**Provided records**
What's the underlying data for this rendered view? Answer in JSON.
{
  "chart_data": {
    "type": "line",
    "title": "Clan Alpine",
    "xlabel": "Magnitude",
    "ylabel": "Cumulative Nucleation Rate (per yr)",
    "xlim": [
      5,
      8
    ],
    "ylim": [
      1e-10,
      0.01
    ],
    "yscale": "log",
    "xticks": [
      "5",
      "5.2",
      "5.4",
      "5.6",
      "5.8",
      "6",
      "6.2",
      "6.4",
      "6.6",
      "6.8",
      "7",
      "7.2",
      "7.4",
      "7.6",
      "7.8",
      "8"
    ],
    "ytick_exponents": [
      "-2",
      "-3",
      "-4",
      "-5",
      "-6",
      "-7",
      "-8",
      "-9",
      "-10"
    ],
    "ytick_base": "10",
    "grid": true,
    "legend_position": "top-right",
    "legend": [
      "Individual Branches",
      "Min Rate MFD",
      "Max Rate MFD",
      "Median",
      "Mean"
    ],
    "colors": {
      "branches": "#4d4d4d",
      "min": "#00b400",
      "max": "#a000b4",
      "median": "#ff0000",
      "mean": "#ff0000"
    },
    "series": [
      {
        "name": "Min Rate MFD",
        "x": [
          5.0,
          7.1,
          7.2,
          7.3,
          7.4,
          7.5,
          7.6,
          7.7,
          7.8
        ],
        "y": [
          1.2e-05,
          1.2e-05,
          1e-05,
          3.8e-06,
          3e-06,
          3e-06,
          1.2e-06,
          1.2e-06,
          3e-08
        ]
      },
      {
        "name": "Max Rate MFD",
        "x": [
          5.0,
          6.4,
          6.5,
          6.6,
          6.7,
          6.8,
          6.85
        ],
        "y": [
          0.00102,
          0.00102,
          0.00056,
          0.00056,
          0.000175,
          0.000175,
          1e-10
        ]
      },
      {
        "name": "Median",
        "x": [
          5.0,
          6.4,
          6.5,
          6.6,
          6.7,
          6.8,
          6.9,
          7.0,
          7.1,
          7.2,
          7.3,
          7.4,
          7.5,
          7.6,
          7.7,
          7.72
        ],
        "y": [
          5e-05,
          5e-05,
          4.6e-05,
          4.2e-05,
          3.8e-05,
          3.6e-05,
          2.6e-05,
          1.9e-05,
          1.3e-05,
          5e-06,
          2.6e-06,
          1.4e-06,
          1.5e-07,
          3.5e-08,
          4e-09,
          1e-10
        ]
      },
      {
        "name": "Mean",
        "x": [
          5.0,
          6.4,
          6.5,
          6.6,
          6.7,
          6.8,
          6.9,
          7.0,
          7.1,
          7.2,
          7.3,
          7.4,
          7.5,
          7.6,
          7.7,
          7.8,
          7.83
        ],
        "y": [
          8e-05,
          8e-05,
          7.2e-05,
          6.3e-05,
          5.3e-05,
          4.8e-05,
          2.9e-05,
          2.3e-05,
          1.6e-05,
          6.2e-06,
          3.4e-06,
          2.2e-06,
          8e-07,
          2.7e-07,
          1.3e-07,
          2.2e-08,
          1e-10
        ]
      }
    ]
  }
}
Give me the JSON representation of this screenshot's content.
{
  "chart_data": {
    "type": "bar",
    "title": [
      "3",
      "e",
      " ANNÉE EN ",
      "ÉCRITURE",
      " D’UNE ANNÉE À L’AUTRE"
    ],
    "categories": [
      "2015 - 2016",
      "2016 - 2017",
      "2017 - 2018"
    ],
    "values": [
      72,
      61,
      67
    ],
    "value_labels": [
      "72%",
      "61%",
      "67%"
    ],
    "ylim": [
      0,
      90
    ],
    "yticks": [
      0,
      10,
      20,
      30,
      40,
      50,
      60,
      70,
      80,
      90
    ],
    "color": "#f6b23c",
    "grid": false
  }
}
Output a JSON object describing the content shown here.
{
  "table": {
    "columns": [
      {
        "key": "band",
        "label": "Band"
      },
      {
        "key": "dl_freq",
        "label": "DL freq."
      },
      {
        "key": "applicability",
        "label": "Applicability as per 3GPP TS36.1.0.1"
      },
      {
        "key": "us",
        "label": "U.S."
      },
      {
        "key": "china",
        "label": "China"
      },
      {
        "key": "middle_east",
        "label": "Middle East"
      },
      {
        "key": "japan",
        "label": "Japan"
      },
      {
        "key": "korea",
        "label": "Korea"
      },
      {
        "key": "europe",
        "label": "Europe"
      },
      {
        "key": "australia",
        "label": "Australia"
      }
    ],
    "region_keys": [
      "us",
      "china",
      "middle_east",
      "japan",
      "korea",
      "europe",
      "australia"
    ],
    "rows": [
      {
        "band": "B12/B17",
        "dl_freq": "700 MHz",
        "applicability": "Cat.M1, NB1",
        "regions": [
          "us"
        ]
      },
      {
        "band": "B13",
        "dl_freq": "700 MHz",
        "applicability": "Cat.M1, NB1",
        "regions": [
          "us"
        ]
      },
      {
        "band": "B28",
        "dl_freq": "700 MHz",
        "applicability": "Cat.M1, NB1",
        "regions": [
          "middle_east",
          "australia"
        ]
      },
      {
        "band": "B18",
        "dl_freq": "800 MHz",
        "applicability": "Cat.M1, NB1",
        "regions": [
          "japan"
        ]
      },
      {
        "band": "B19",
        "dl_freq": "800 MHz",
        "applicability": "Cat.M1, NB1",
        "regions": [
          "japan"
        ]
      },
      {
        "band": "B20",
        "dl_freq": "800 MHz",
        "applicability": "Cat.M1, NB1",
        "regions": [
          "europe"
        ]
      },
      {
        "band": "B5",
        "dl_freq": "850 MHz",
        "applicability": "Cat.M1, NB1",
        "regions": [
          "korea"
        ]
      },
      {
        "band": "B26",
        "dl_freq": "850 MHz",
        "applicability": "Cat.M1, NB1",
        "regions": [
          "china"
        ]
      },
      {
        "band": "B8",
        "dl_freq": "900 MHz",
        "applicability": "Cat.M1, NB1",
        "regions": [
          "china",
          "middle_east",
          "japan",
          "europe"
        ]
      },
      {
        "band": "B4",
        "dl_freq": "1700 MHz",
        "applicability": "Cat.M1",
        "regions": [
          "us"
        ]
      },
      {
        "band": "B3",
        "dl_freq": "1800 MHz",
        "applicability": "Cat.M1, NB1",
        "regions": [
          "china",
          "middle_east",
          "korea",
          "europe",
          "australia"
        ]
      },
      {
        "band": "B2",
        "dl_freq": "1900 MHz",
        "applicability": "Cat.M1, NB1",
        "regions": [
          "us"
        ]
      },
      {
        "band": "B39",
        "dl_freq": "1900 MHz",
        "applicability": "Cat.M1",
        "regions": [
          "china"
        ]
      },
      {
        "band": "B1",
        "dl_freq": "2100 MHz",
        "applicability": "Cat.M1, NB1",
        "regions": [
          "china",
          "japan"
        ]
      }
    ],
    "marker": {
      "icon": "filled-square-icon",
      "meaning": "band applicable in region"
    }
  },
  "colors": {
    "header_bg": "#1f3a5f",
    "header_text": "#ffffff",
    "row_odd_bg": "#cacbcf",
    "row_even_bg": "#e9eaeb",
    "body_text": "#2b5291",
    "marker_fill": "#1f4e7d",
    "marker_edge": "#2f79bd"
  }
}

**Stated exercise**
Identify the lines that contain the string "Rate", and copy every one of them.

**Worked answer**
    "ylabel": "Cumulative Nucleation Rate (per yr)",
      "Min Rate MFD",
      "Max Rate MFD",
        "name": "Min Rate MFD",
        "name": "Max Rate MFD",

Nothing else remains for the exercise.